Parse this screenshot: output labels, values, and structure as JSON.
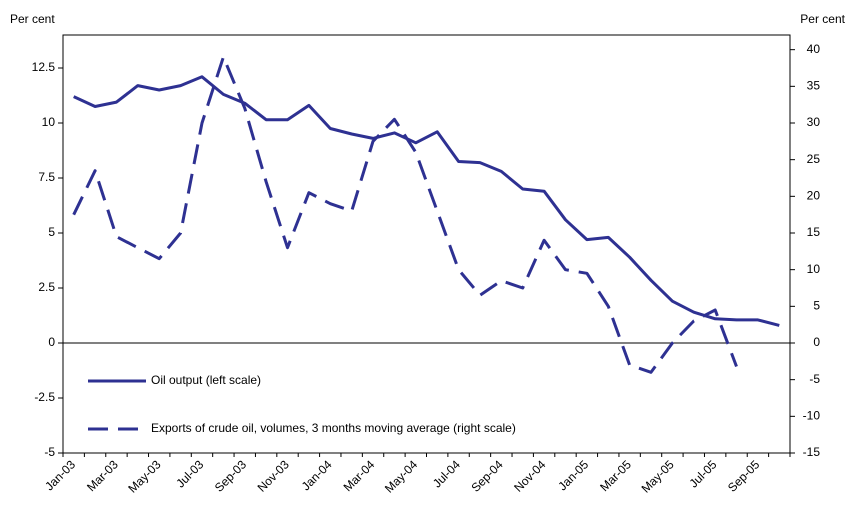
{
  "chart_data": {
    "type": "line",
    "y_label": "Per cent",
    "y2_label": "Per cent",
    "categories": [
      "Jan-03",
      null,
      "Mar-03",
      null,
      "May-03",
      null,
      "Jul-03",
      null,
      "Sep-03",
      null,
      "Nov-03",
      null,
      "Jan-04",
      null,
      "Mar-04",
      null,
      "May-04",
      null,
      "Jul-04",
      null,
      "Sep-04",
      null,
      "Nov-04",
      null,
      "Jan-05",
      null,
      "Mar-05",
      null,
      "May-05",
      null,
      "Jul-05",
      null,
      "Sep-05",
      null
    ],
    "series": [
      {
        "name": "Oil output (left scale)",
        "color": "#2e3192",
        "dash": false,
        "axis": "y",
        "values": [
          11.2,
          10.75,
          10.95,
          11.7,
          11.5,
          11.7,
          12.1,
          11.3,
          10.9,
          10.15,
          10.15,
          10.8,
          9.75,
          9.5,
          9.3,
          9.55,
          9.1,
          9.6,
          8.25,
          8.2,
          7.8,
          7.0,
          6.9,
          5.6,
          4.7,
          4.8,
          3.9,
          2.85,
          1.9,
          1.4,
          1.1,
          1.05,
          1.05,
          0.8
        ]
      },
      {
        "name": "Exports of crude oil, volumes, 3 months moving average (right scale)",
        "color": "#2e3192",
        "dash": true,
        "axis": "y2",
        "values": [
          17.5,
          23.5,
          14.5,
          13,
          11.5,
          15,
          30,
          39,
          32,
          22,
          13,
          20.5,
          19,
          18,
          27.5,
          30.5,
          26,
          18,
          10,
          6.5,
          8.5,
          7.5,
          14,
          10,
          9.5,
          5,
          -3,
          -4,
          0,
          3,
          4.5,
          -3.2,
          null,
          null
        ]
      }
    ],
    "ylim": [
      -5,
      14
    ],
    "yticks": [
      -5,
      -2.5,
      0,
      2.5,
      5,
      7.5,
      10,
      12.5
    ],
    "y2lim": [
      -15,
      42
    ],
    "y2ticks": [
      -15,
      -10,
      -5,
      0,
      5,
      10,
      15,
      20,
      25,
      30,
      35,
      40
    ],
    "legend": "lower left",
    "grid": false
  }
}
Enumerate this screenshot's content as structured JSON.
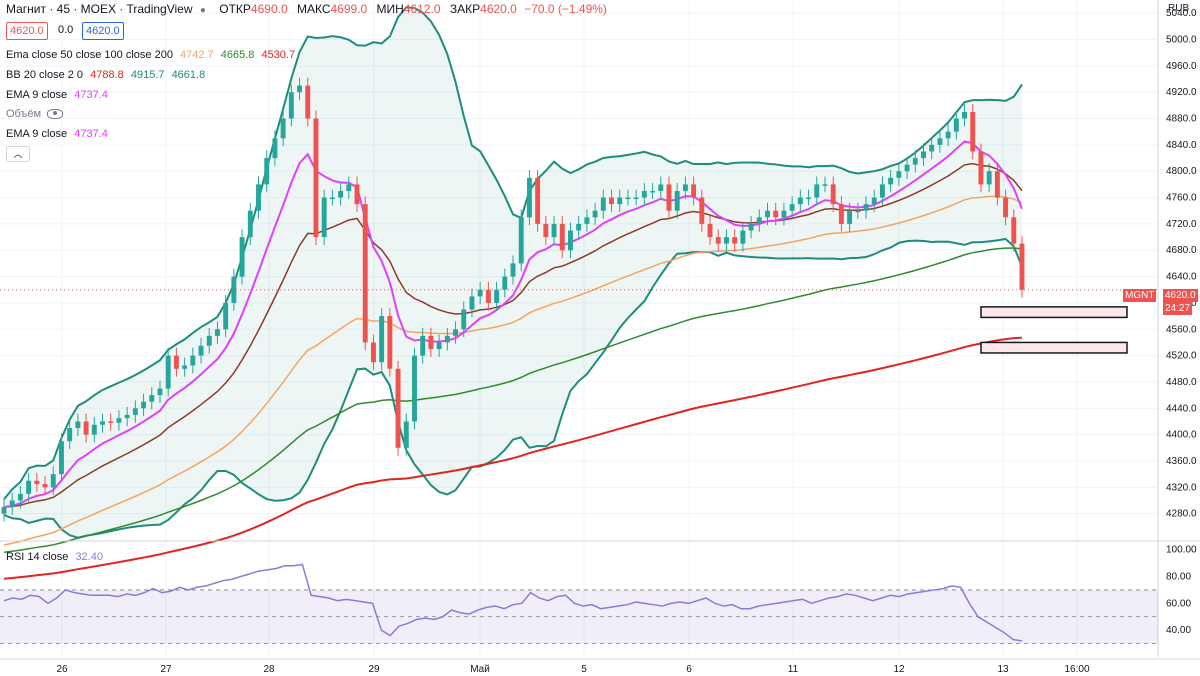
{
  "header": {
    "symbol": "Магнит · 45 · MOEX · TradingView",
    "open_label": "ОТКР",
    "open": "4690.0",
    "high_label": "МАКС",
    "high": "4699.0",
    "low_label": "МИН",
    "low": "4612.0",
    "close_label": "ЗАКР",
    "close": "4620.0",
    "change": "−70.0 (−1.49%)",
    "currency": "RUB",
    "bid": "4620.0",
    "spread": "0.0",
    "ask": "4620.0"
  },
  "indicators": {
    "ema": {
      "label": "Ema close 50 close 100 close 200",
      "v1": "4742.7",
      "v2": "4665.8",
      "v3": "4530.7"
    },
    "bb": {
      "label": "BB 20 close 2 0",
      "v1": "4788.8",
      "v2": "4915.7",
      "v3": "4661.8"
    },
    "ema9a": {
      "label": "EMA 9 close",
      "v": "4737.4"
    },
    "volume": {
      "label": "Объём"
    },
    "ema9b": {
      "label": "EMA 9 close",
      "v": "4737.4"
    },
    "rsi": {
      "label": "RSI 14 close",
      "v": "32.40"
    }
  },
  "price_tag": {
    "ticker": "MGNT",
    "price": "4620.0",
    "timer": "24:27"
  },
  "chart_data": {
    "type": "candlestick",
    "y_range": [
      4240,
      5060
    ],
    "y_ticks": [
      4280,
      4320,
      4360,
      4400,
      4440,
      4480,
      4520,
      4560,
      4600,
      4640,
      4680,
      4720,
      4760,
      4800,
      4840,
      4880,
      4920,
      4960,
      5000,
      5040
    ],
    "x_labels": [
      "26",
      "27",
      "28",
      "29",
      "Май",
      "5",
      "6",
      "11",
      "12",
      "13",
      "16:00"
    ],
    "rsi_ticks": [
      40,
      60,
      80,
      100
    ],
    "rsi_levels": [
      70,
      50,
      30
    ],
    "closes": [
      4290,
      4300,
      4310,
      4330,
      4325,
      4320,
      4340,
      4390,
      4410,
      4420,
      4400,
      4415,
      4420,
      4418,
      4425,
      4430,
      4440,
      4450,
      4460,
      4470,
      4520,
      4500,
      4505,
      4520,
      4535,
      4550,
      4560,
      4600,
      4640,
      4700,
      4740,
      4780,
      4820,
      4850,
      4880,
      4920,
      4930,
      4880,
      4700,
      4760,
      4760,
      4770,
      4780,
      4750,
      4540,
      4510,
      4580,
      4500,
      4380,
      4420,
      4520,
      4550,
      4530,
      4540,
      4550,
      4560,
      4590,
      4610,
      4620,
      4600,
      4620,
      4640,
      4660,
      4730,
      4790,
      4720,
      4700,
      4720,
      4680,
      4710,
      4720,
      4730,
      4740,
      4760,
      4750,
      4760,
      4760,
      4760,
      4770,
      4770,
      4780,
      4740,
      4770,
      4780,
      4760,
      4720,
      4700,
      4690,
      4700,
      4690,
      4710,
      4720,
      4730,
      4740,
      4730,
      4740,
      4750,
      4760,
      4760,
      4780,
      4780,
      4750,
      4720,
      4740,
      4740,
      4750,
      4760,
      4780,
      4790,
      4800,
      4810,
      4820,
      4830,
      4840,
      4850,
      4860,
      4880,
      4890,
      4830,
      4780,
      4800,
      4760,
      4730,
      4690,
      4620
    ],
    "series": [
      {
        "name": "EMA 9",
        "color": "#e040fb"
      },
      {
        "name": "EMA 20",
        "color": "#8d3a2a"
      },
      {
        "name": "EMA 50",
        "color": "#f4a460"
      },
      {
        "name": "EMA 100",
        "color": "#2e8b2e"
      },
      {
        "name": "EMA 200",
        "color": "#e0241e"
      },
      {
        "name": "BB",
        "color": "#1e8c7e"
      },
      {
        "name": "RSI",
        "color": "#8c7ad6"
      }
    ],
    "rsi_values": [
      62,
      64,
      63,
      66,
      65,
      60,
      64,
      70,
      68,
      67,
      66,
      66,
      66,
      65,
      67,
      66,
      68,
      71,
      68,
      69,
      72,
      70,
      72,
      73,
      75,
      77,
      78,
      80,
      82,
      84,
      85,
      86,
      88,
      88,
      89,
      66,
      65,
      64,
      62,
      63,
      62,
      61,
      60,
      40,
      36,
      43,
      45,
      48,
      49,
      48,
      50,
      55,
      53,
      52,
      55,
      57,
      58,
      56,
      59,
      60,
      68,
      64,
      62,
      65,
      66,
      60,
      58,
      59,
      56,
      57,
      58,
      59,
      61,
      60,
      59,
      58,
      60,
      61,
      60,
      62,
      64,
      60,
      58,
      59,
      56,
      56,
      58,
      59,
      60,
      61,
      62,
      63,
      60,
      62,
      64,
      65,
      67,
      66,
      64,
      62,
      64,
      66,
      65,
      67,
      68,
      69,
      70,
      71,
      73,
      72,
      60,
      50,
      46,
      42,
      38,
      33,
      32
    ],
    "levels": [
      {
        "label": "zone",
        "low": 4578,
        "high": 4594
      },
      {
        "label": "zone",
        "low": 4524,
        "high": 4540
      }
    ]
  }
}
══════════
# DIRECTIONS
Tally the lines containing "screenshot". Provide the number without any other words.

# SOLUTION
2